• Information shown:
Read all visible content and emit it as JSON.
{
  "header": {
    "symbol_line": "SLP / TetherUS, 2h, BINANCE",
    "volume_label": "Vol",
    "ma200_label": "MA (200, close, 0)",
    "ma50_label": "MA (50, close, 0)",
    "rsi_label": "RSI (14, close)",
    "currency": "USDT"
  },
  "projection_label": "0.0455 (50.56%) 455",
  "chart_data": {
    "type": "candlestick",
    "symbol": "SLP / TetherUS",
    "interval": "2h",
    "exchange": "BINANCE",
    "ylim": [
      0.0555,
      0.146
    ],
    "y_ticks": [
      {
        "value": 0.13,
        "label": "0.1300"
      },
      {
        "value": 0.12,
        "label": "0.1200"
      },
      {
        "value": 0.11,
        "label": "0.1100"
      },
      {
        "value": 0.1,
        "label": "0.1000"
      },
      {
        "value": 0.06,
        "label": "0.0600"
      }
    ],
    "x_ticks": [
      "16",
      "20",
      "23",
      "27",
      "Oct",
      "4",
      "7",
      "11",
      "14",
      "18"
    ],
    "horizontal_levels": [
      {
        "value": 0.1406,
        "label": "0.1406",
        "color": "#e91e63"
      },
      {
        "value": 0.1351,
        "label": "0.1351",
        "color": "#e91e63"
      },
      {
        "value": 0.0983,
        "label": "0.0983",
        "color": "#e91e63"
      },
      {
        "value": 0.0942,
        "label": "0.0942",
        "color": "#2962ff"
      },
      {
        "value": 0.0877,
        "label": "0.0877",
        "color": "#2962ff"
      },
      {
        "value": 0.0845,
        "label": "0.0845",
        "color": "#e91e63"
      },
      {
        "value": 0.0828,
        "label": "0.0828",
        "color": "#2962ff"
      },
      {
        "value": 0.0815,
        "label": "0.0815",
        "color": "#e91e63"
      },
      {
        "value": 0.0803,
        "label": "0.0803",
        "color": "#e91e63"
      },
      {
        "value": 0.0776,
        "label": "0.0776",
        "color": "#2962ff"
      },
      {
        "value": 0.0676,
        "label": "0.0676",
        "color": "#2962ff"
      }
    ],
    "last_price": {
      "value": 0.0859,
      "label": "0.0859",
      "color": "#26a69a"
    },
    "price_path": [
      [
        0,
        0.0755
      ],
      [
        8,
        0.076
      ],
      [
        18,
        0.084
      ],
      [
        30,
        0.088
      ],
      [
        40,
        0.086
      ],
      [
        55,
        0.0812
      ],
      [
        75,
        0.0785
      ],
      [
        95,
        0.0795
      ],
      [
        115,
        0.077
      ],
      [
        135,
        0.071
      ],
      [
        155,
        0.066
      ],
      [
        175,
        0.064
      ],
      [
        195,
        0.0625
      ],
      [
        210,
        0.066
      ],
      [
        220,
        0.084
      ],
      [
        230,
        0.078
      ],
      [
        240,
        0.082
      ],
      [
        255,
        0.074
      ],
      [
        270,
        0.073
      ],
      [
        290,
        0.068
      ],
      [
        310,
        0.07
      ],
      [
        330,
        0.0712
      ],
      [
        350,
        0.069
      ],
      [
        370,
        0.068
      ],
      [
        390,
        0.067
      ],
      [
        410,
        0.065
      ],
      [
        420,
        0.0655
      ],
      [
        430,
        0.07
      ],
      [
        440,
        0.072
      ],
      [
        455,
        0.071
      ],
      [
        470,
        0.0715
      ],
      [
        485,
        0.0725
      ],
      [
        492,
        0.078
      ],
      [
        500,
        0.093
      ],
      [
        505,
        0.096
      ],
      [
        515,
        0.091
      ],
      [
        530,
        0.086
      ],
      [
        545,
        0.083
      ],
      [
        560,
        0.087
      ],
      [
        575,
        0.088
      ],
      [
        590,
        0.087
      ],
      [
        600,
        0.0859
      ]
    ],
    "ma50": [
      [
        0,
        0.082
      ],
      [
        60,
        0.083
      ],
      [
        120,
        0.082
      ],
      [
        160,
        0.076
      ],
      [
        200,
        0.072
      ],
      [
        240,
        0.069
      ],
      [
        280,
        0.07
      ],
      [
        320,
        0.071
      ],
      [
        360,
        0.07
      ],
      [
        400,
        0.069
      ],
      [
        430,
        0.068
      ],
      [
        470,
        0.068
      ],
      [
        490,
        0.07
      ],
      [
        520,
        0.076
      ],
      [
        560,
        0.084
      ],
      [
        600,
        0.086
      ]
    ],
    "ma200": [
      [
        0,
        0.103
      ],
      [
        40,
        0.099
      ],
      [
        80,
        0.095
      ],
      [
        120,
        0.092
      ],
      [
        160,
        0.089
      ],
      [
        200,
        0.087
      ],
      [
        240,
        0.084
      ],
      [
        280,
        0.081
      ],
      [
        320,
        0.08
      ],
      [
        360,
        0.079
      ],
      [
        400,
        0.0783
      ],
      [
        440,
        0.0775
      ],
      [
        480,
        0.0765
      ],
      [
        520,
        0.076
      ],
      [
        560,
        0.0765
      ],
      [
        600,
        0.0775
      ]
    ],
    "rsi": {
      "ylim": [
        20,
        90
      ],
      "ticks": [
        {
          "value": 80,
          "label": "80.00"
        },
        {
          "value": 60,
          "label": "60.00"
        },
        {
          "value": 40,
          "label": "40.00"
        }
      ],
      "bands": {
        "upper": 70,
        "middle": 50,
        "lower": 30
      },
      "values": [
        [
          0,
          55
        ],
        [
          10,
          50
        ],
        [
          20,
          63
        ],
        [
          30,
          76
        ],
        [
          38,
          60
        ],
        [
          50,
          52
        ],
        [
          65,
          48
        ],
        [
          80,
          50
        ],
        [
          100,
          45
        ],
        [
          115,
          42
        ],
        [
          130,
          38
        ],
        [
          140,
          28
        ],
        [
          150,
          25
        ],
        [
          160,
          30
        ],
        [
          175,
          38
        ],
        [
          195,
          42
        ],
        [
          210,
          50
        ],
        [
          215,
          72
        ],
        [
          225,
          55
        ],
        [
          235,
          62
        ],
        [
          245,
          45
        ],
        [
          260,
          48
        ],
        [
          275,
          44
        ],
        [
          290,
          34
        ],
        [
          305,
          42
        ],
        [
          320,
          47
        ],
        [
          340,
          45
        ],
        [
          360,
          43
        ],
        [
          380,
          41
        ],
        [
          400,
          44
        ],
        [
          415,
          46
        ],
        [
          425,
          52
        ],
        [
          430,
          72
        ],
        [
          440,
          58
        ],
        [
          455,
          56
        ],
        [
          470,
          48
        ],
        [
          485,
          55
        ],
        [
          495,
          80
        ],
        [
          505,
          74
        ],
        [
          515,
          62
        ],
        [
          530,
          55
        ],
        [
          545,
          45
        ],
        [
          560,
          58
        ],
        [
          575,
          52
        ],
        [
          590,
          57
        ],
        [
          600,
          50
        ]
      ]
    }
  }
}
--
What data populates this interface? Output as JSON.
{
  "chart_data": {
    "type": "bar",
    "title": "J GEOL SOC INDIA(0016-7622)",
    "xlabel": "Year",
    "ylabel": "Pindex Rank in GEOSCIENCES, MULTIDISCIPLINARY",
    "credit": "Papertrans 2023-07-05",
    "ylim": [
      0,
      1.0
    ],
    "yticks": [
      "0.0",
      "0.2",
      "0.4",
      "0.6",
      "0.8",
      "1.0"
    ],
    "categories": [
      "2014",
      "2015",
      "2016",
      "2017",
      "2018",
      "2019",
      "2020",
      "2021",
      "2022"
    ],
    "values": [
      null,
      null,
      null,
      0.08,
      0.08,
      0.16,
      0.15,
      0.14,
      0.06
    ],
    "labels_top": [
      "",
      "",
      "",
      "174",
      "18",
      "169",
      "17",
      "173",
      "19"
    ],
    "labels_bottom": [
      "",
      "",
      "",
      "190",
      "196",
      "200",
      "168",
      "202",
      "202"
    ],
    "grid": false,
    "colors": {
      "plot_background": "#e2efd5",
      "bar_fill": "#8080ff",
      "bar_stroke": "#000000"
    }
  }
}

• Exercise task:
In the material above, find the lines that contain "JSON" and show them.

• Response:
Read all visible content and emit it as JSON.
What data populates this interface? Output as JSON.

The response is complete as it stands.